# GIVEN EXERCISE
Look through the lines of the material and count those containing "test". Give that count alone.

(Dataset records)
§

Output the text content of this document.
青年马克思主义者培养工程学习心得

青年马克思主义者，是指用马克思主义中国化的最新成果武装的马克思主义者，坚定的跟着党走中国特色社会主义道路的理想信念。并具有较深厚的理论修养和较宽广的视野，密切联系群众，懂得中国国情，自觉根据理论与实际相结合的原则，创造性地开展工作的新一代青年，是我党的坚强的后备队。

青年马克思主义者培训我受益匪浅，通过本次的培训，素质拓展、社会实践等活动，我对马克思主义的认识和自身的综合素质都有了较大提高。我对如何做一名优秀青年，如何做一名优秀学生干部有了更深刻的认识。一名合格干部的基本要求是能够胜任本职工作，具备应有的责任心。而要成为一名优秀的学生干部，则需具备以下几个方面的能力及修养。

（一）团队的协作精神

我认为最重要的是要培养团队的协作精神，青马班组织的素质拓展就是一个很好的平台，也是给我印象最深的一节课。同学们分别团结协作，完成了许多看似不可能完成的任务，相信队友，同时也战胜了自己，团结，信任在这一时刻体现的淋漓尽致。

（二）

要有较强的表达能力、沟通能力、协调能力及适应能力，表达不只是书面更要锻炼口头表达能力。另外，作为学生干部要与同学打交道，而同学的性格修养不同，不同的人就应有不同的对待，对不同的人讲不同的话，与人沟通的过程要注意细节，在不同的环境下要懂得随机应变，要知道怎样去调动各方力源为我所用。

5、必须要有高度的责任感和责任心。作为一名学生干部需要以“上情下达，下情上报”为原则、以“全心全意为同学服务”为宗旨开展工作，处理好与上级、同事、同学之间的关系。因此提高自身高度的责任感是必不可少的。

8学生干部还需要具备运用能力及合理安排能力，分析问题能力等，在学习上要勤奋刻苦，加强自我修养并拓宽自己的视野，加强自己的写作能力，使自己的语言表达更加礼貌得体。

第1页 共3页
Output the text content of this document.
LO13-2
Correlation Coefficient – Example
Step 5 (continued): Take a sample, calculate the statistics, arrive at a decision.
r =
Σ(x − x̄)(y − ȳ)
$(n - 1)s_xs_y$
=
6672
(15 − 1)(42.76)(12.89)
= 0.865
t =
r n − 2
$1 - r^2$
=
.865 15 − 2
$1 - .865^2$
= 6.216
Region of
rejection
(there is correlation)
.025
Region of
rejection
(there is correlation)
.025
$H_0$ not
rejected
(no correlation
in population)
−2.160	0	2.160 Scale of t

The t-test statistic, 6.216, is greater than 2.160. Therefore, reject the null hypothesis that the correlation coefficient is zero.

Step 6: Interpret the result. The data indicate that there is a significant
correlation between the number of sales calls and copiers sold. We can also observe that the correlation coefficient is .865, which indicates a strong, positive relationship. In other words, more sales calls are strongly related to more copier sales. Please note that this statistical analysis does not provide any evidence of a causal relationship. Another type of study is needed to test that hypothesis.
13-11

§

# SOLUTION FOR THIS EXERCISE
2